** start Data provided **
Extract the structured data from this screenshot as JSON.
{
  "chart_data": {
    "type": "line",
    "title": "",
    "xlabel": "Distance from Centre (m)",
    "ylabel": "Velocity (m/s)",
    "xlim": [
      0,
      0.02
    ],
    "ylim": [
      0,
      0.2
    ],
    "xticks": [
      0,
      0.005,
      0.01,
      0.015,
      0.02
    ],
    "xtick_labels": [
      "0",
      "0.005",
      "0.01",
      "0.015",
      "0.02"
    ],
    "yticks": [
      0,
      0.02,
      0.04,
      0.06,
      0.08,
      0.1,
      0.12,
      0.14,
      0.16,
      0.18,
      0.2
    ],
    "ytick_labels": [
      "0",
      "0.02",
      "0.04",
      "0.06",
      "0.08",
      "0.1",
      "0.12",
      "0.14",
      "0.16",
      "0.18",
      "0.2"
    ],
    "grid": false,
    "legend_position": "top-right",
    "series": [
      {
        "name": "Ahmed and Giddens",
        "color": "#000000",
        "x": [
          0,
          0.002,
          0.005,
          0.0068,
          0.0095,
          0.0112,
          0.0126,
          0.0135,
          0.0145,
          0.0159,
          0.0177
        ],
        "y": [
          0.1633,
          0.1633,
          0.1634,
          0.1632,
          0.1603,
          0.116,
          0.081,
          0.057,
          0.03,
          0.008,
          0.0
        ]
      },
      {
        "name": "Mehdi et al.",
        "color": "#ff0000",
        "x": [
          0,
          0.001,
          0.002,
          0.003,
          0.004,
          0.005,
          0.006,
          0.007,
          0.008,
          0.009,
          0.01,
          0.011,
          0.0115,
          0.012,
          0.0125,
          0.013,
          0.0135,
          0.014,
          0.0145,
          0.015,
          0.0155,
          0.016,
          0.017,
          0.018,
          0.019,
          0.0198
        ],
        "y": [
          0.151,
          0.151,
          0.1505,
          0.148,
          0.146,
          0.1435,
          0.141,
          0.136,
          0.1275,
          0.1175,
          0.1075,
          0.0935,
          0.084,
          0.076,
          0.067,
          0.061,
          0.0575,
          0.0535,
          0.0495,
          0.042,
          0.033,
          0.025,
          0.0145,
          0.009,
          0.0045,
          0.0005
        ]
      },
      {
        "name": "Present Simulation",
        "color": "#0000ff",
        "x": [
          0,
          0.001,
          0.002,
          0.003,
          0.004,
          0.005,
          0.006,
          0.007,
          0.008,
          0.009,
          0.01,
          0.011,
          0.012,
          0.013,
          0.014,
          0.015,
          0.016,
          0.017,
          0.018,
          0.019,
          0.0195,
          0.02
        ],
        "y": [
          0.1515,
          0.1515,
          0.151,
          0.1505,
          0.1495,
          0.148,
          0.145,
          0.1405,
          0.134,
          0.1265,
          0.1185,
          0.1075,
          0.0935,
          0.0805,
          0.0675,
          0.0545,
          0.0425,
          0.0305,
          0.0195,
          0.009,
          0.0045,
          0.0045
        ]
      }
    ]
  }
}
** end Data provided **
For each line of the listing that holds the word "from", show that line.

(Answer for the task):
Extract the structured data from this screenshot as JSON.
    "xlabel": "Distance from Centre (m)",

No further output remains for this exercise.